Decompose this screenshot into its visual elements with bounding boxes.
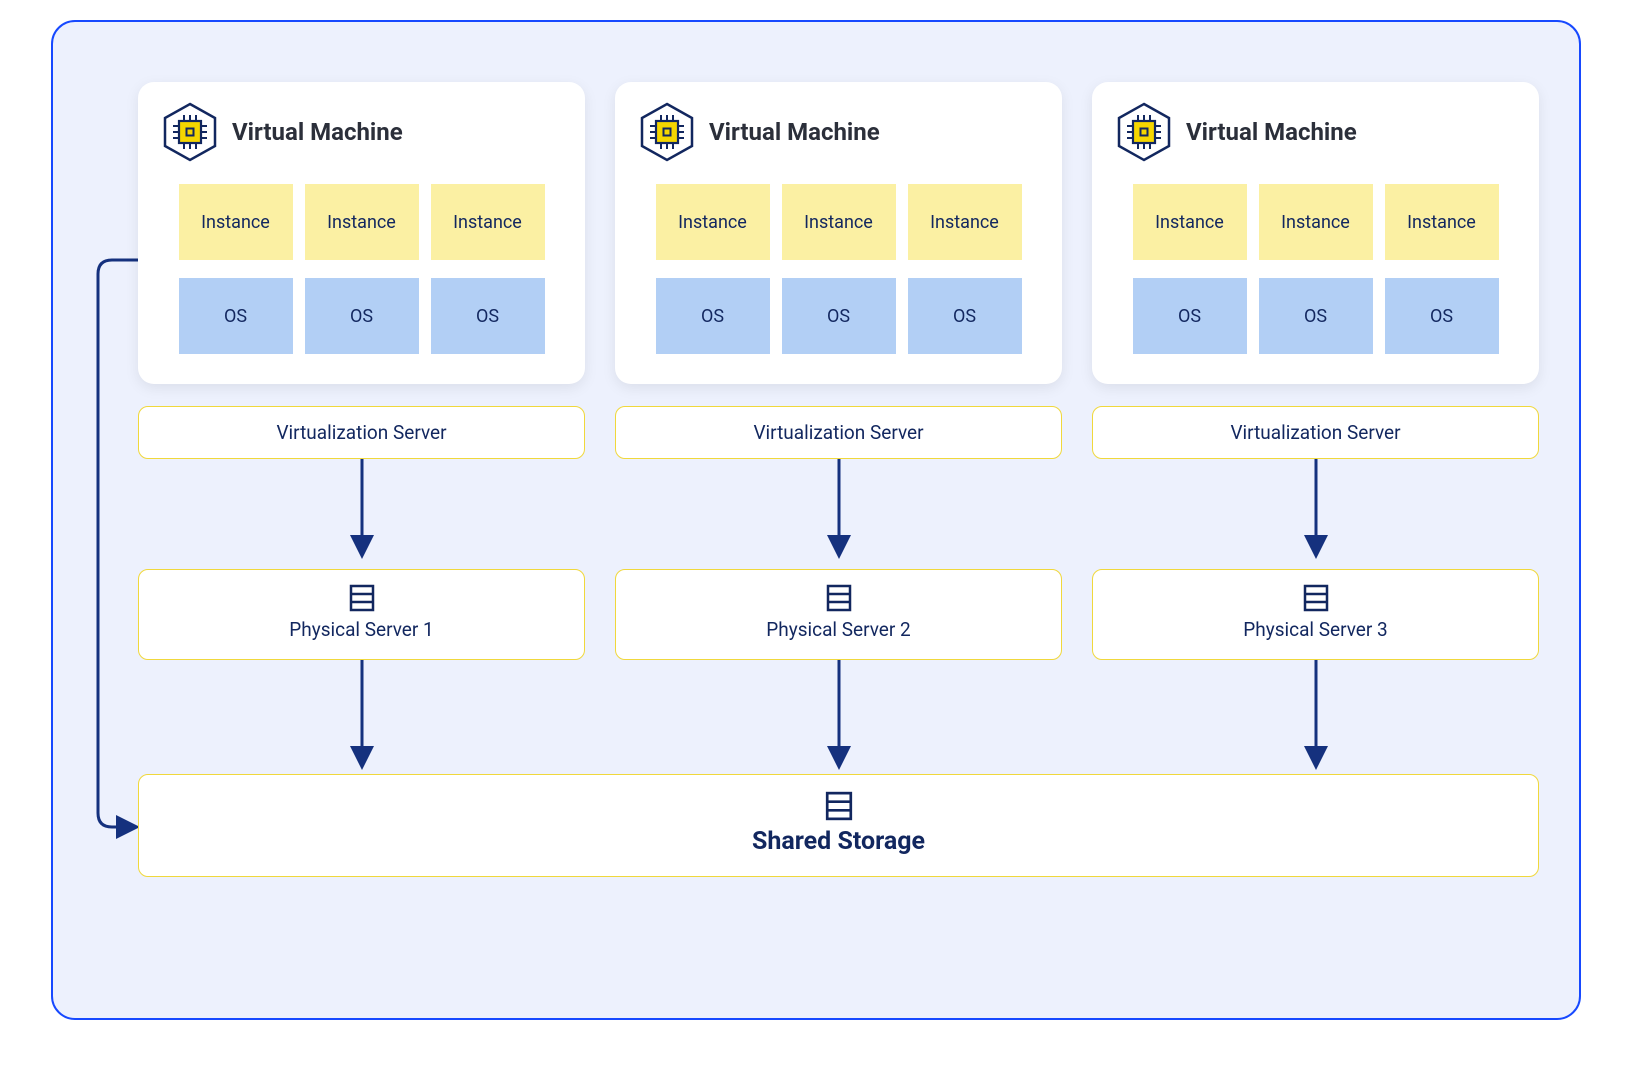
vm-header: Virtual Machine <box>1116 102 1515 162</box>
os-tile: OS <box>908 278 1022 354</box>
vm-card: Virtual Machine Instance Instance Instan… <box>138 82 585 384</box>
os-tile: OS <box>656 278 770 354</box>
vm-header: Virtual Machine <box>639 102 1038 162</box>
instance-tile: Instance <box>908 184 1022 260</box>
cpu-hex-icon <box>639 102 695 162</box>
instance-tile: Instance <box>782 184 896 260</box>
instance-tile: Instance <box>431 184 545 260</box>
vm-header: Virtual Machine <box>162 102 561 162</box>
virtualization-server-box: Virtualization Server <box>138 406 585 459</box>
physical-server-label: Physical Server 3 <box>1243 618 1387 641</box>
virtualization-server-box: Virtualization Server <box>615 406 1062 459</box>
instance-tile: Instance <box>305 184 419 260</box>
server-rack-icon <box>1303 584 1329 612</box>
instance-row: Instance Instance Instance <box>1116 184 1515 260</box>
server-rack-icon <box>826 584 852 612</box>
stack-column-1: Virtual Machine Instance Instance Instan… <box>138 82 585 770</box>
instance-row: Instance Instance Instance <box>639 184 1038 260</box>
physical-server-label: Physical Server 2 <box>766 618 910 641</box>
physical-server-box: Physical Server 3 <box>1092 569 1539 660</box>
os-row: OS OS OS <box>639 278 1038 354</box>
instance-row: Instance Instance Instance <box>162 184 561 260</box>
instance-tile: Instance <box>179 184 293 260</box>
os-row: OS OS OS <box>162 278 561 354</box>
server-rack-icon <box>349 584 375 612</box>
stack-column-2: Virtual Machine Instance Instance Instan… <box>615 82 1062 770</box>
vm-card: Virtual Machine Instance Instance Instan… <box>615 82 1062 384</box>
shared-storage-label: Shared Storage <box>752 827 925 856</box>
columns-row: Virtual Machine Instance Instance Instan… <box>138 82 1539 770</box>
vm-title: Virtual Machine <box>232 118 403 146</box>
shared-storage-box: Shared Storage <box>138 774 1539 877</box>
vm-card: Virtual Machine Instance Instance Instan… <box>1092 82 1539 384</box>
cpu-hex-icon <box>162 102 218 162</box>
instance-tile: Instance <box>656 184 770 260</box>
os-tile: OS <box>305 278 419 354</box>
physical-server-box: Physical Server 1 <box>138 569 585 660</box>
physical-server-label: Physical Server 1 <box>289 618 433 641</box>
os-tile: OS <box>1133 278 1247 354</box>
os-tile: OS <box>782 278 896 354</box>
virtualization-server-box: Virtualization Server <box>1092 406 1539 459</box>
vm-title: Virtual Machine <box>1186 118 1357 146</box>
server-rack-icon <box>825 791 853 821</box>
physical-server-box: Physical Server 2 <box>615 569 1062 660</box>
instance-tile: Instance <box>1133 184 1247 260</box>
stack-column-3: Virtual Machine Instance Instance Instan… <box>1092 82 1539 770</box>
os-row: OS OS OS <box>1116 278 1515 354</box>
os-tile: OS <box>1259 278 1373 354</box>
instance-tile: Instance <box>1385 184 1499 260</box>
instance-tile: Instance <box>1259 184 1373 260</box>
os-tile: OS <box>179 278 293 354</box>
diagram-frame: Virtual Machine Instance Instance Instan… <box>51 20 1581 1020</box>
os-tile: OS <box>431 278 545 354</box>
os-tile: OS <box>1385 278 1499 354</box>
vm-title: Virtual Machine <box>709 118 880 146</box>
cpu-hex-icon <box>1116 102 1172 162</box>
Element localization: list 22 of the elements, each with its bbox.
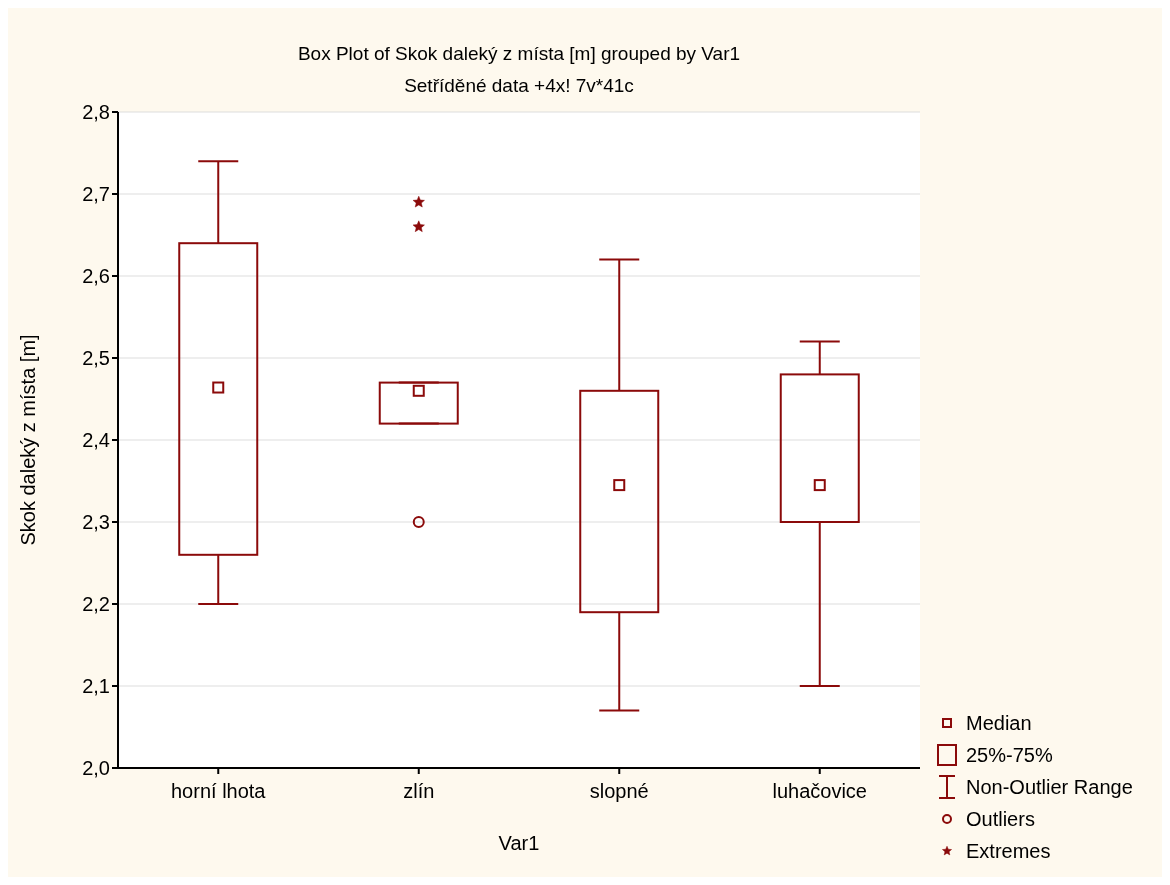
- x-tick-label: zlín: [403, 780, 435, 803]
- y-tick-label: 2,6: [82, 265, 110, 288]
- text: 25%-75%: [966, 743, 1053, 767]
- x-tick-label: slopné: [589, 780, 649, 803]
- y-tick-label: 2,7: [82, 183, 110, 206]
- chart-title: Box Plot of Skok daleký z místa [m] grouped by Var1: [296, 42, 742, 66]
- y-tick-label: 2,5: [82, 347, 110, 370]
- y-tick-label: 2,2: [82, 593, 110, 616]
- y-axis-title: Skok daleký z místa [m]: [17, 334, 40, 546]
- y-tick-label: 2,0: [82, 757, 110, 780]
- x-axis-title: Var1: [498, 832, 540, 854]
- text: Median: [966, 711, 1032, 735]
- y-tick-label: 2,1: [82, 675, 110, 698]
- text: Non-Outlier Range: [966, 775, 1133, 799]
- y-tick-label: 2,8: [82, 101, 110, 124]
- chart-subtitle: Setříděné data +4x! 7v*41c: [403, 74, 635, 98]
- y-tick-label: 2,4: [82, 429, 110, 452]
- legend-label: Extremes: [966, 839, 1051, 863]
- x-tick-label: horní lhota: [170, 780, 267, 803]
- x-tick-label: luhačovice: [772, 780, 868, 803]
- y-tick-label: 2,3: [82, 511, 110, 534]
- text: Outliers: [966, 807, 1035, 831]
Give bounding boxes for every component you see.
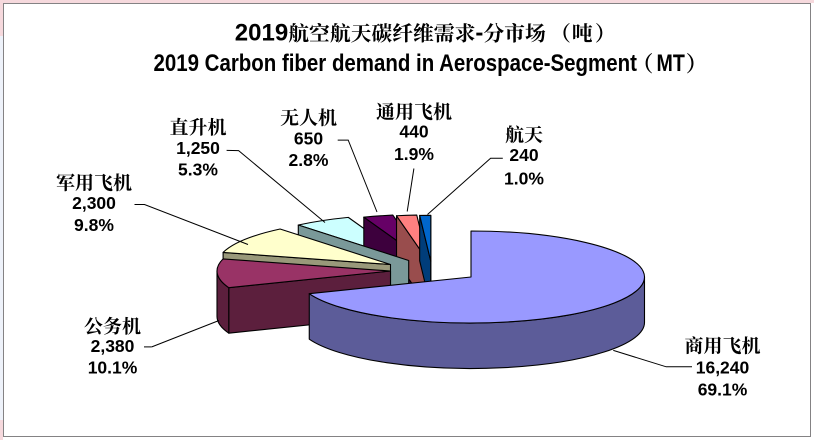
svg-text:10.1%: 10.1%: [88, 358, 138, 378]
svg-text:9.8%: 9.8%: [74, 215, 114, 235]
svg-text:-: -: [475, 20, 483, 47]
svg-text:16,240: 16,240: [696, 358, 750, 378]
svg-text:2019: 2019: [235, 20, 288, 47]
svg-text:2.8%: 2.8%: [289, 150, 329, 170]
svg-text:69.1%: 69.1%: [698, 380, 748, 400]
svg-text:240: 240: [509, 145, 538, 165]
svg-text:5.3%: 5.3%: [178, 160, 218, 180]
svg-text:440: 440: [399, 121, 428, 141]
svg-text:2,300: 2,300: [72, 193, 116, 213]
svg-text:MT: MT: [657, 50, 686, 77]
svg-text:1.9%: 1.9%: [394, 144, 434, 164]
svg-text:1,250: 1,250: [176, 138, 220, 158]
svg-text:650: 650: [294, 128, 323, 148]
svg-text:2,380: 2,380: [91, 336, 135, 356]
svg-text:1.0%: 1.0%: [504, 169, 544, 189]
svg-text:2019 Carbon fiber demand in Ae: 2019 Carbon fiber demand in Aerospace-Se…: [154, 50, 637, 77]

· · · ·

▸ **Written exercise**
Return every line of the data above that contains the word "Virtualization".

▸ **Final result**
virtualization-server-box: Virtualization Server <box>138 406 585 459</box>
virtualization-server-box: Virtualization Server <box>615 406 1062 459</box>
virtualization-server-box: Virtualization Server <box>1092 406 1539 459</box>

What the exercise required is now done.